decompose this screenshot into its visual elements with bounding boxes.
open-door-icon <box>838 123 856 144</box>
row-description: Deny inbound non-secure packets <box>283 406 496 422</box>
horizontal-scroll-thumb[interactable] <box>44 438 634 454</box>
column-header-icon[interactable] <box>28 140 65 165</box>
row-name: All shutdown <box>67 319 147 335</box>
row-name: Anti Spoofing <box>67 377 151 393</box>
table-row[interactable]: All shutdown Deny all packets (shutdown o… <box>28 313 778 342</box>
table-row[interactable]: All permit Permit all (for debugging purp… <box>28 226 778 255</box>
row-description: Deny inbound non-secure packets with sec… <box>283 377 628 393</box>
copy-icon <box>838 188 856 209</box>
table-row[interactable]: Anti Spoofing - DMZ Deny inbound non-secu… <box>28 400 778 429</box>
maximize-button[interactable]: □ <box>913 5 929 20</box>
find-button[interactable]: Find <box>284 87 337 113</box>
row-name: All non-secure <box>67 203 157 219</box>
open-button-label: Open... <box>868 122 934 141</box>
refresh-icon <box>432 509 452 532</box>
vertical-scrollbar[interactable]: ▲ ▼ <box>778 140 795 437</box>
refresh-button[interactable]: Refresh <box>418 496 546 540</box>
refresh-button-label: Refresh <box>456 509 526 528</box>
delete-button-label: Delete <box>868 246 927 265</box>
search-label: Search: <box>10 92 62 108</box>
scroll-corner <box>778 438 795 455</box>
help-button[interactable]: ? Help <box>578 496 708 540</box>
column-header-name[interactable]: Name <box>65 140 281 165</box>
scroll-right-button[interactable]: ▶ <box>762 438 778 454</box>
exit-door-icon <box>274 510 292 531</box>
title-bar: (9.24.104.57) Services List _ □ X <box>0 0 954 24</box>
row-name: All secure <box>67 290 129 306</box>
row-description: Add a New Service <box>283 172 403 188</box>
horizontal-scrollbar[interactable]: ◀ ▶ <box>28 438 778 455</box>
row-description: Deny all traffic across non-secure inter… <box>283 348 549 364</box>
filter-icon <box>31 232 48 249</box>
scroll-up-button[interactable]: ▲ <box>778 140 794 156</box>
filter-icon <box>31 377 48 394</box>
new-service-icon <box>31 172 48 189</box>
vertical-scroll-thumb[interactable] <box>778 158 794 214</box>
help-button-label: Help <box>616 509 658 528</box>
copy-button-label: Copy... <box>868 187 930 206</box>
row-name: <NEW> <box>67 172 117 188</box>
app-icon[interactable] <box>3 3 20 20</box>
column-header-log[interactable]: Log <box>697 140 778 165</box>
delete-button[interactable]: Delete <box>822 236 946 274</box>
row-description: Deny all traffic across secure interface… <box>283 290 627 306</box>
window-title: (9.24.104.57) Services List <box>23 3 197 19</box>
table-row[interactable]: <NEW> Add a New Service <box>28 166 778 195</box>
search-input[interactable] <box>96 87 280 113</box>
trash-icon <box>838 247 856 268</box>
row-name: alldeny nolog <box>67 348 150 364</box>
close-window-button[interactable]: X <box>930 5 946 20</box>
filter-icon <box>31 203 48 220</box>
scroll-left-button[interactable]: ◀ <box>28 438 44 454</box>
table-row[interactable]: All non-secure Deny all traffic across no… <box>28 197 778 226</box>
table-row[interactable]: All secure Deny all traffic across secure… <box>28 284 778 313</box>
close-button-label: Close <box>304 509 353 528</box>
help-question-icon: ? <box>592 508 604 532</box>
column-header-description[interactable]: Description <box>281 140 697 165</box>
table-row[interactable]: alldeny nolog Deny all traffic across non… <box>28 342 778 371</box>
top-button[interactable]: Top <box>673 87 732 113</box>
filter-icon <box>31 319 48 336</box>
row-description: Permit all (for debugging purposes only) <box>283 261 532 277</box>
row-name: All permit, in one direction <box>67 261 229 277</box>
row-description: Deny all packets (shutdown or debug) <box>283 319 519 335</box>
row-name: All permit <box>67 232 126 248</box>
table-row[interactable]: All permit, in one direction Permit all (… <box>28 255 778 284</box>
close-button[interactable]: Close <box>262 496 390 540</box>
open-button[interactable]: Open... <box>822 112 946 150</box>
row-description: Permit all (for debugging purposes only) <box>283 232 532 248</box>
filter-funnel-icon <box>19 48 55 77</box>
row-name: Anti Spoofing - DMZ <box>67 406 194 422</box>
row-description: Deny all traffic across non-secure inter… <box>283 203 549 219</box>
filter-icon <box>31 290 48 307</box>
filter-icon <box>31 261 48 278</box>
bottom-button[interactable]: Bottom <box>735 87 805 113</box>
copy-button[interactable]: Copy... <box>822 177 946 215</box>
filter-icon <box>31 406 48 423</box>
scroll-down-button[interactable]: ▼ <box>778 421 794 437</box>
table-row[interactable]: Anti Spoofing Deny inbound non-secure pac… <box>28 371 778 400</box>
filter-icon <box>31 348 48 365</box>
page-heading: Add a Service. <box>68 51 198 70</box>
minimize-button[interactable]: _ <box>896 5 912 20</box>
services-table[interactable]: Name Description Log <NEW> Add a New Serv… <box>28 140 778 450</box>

**Problem to solve:** Find each line in the records above that contains the string "only" and copy those lines. Case matters.

**Task answer:**
row-description: Permit all (for debugging purposes only) <box>283 261 532 277</box>
row-description: Permit all (for debugging purposes only) <box>283 232 532 248</box>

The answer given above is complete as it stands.